## Problem to solve
Copy down all of the data underneath, exactly as shown.

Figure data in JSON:
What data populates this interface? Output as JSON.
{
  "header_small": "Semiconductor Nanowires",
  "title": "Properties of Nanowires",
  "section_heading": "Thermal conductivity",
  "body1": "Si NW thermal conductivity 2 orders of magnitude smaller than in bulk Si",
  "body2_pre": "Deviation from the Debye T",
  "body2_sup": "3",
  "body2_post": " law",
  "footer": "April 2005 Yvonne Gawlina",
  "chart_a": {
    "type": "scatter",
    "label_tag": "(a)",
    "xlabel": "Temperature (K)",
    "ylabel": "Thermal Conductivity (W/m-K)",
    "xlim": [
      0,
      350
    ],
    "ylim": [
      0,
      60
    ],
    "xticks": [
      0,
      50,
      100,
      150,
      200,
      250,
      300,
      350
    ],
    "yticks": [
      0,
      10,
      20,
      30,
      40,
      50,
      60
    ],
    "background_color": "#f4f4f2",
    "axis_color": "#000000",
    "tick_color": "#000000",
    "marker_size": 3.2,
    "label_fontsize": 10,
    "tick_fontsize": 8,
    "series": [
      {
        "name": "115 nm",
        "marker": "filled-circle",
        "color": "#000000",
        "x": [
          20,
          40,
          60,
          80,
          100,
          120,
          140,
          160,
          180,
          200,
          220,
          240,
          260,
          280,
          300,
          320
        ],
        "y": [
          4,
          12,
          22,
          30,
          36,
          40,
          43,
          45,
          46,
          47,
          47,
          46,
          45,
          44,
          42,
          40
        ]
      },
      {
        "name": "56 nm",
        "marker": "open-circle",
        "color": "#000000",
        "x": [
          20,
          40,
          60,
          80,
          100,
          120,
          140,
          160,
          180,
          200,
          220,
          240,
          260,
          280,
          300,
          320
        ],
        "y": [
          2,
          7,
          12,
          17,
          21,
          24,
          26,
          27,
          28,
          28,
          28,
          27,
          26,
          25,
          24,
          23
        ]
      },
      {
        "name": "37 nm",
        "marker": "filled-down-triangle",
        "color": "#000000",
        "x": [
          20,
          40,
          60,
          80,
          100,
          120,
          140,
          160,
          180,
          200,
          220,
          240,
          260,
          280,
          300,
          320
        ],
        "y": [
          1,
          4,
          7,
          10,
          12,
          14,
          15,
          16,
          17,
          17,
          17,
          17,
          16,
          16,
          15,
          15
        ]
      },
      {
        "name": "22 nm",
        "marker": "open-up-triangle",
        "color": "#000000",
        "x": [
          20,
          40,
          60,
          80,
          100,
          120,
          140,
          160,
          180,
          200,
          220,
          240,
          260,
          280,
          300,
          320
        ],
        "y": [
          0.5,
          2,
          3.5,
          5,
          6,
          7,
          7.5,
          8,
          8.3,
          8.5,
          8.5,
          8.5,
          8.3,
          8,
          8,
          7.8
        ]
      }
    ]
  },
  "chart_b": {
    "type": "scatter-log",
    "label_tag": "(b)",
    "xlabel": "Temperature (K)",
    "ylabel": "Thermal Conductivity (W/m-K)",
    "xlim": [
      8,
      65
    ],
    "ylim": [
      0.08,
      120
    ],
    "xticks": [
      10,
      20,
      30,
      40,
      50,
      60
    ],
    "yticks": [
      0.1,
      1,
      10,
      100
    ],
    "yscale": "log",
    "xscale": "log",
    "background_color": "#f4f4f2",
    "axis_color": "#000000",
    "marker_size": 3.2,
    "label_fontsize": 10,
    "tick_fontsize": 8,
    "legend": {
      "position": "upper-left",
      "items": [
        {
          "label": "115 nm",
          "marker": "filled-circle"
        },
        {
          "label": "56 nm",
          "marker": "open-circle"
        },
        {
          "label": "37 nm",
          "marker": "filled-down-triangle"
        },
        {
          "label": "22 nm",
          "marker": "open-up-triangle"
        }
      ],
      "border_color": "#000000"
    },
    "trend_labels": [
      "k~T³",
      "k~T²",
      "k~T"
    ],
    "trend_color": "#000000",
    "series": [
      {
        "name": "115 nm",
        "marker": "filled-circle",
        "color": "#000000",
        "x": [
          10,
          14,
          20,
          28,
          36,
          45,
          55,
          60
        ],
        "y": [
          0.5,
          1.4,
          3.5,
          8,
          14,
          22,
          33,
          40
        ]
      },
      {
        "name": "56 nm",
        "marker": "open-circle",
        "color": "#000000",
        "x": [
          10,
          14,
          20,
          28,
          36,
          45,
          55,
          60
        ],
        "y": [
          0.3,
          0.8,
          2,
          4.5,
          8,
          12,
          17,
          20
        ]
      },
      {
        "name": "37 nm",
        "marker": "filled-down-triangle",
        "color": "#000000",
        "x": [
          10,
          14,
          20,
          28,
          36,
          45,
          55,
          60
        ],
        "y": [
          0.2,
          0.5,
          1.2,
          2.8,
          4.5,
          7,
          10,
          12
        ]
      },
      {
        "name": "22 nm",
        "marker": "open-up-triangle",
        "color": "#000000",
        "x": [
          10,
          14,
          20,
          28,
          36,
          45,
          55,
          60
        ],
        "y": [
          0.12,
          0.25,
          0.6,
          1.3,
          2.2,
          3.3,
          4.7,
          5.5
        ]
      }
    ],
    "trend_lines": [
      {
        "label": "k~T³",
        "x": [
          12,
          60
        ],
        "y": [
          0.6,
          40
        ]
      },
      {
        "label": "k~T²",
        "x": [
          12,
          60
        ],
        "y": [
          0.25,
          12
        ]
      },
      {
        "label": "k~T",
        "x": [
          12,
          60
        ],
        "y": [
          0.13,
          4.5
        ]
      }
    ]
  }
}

## Written answer
What data populates this interface? Output as JSON.
{
  "header_small": "Semiconductor Nanowires",
  "title": "Properties of Nanowires",
  "section_heading": "Thermal conductivity",
  "body1": "Si NW thermal conductivity 2 orders of magnitude smaller than in bulk Si",
  "body2_pre": "Deviation from the Debye T",
  "body2_sup": "3",
  "body2_post": " law",
  "footer": "April 2005 Yvonne Gawlina",
  "chart_a": {
    "type": "scatter",
    "label_tag": "(a)",
    "xlabel": "Temperature (K)",
    "ylabel": "Thermal Conductivity (W/m-K)",
    "xlim": [
      0,
      350
    ],
    "ylim": [
      0,
      60
    ],
    "xticks": [
      0,
      50,
      100,
      150,
      200,
      250,
      300,
      350
    ],
    "yticks": [
      0,
      10,
      20,
      30,
      40,
      50,
      60
    ],
    "background_color": "#f4f4f2",
    "axis_color": "#000000",
    "tick_color": "#000000",
    "marker_size": 3.2,
    "label_fontsize": 10,
    "tick_fontsize": 8,
    "series": [
      {
        "name": "115 nm",
        "marker": "filled-circle",
        "color": "#000000",
        "x": [
          20,
          40,
          60,
          80,
          100,
          120,
          140,
          160,
          180,
          200,
          220,
          240,
          260,
          280,
          300,
          320
        ],
        "y": [
          4,
          12,
          22,
          30,
          36,
          40,
          43,
          45,
          46,
          47,
          47,
          46,
          45,
          44,
          42,
          40
        ]
      },
      {
        "name": "56 nm",
        "marker": "open-circle",
        "color": "#000000",
        "x": [
          20,
          40,
          60,
          80,
          100,
          120,
          140,
          160,
          180,
          200,
          220,
          240,
          260,
          280,
          300,
          320
        ],
        "y": [
          2,
          7,
          12,
          17,
          21,
          24,
          26,
          27,
          28,
          28,
          28,
          27,
          26,
          25,
          24,
          23
        ]
      },
      {
        "name": "37 nm",
        "marker": "filled-down-triangle",
        "color": "#000000",
        "x": [
          20,
          40,
          60,
          80,
          100,
          120,
          140,
          160,
          180,
          200,
          220,
          240,
          260,
          280,
          300,
          320
        ],
        "y": [
          1,
          4,
          7,
          10,
          12,
          14,
          15,
          16,
          17,
          17,
          17,
          17,
          16,
          16,
          15,
          15
        ]
      },
      {
        "name": "22 nm",
        "marker": "open-up-triangle",
        "color": "#000000",
        "x": [
          20,
          40,
          60,
          80,
          100,
          120,
          140,
          160,
          180,
          200,
          220,
          240,
          260,
          280,
          300,
          320
        ],
        "y": [
          0.5,
          2,
          3.5,
          5,
          6,
          7,
          7.5,
          8,
          8.3,
          8.5,
          8.5,
          8.5,
          8.3,
          8,
          8,
          7.8
        ]
      }
    ]
  },
  "chart_b": {
    "type": "scatter-log",
    "label_tag": "(b)",
    "xlabel": "Temperature (K)",
    "ylabel": "Thermal Conductivity (W/m-K)",
    "xlim": [
      8,
      65
    ],
    "ylim": [
      0.08,
      120
    ],
    "xticks": [
      10,
      20,
      30,
      40,
      50,
      60
    ],
    "yticks": [
      0.1,
      1,
      10,
      100
    ],
    "yscale": "log",
    "xscale": "log",
    "background_color": "#f4f4f2",
    "axis_color": "#000000",
    "marker_size": 3.2,
    "label_fontsize": 10,
    "tick_fontsize": 8,
    "legend": {
      "position": "upper-left",
      "items": [
        {
          "label": "115 nm",
          "marker": "filled-circle"
        },
        {
          "label": "56 nm",
          "marker": "open-circle"
        },
        {
          "label": "37 nm",
          "marker": "filled-down-triangle"
        },
        {
          "label": "22 nm",
          "marker": "open-up-triangle"
        }
      ],
      "border_color": "#000000"
    },
    "trend_labels": [
      "k~T³",
      "k~T²",
      "k~T"
    ],
    "trend_color": "#000000",
    "series": [
      {
        "name": "115 nm",
        "marker": "filled-circle",
        "color": "#000000",
        "x": [
          10,
          14,
          20,
          28,
          36,
          45,
          55,
          60
        ],
        "y": [
          0.5,
          1.4,
          3.5,
          8,
          14,
          22,
          33,
          40
        ]
      },
      {
        "name": "56 nm",
        "marker": "open-circle",
        "color": "#000000",
        "x": [
          10,
          14,
          20,
          28,
          36,
          45,
          55,
          60
        ],
        "y": [
          0.3,
          0.8,
          2,
          4.5,
          8,
          12,
          17,
          20
        ]
      },
      {
        "name": "37 nm",
        "marker": "filled-down-triangle",
        "color": "#000000",
        "x": [
          10,
          14,
          20,
          28,
          36,
          45,
          55,
          60
        ],
        "y": [
          0.2,
          0.5,
          1.2,
          2.8,
          4.5,
          7,
          10,
          12
        ]
      },
      {
        "name": "22 nm",
        "marker": "open-up-triangle",
        "color": "#000000",
        "x": [
          10,
          14,
          20,
          28,
          36,
          45,
          55,
          60
        ],
        "y": [
          0.12,
          0.25,
          0.6,
          1.3,
          2.2,
          3.3,
          4.7,
          5.5
        ]
      }
    ],
    "trend_lines": [
      {
        "label": "k~T³",
        "x": [
          12,
          60
        ],
        "y": [
          0.6,
          40
        ]
      },
      {
        "label": "k~T²",
        "x": [
          12,
          60
        ],
        "y": [
          0.25,
          12
        ]
      },
      {
        "label": "k~T",
        "x": [
          12,
          60
        ],
        "y": [
          0.13,
          4.5
        ]
      }
    ]
  }
}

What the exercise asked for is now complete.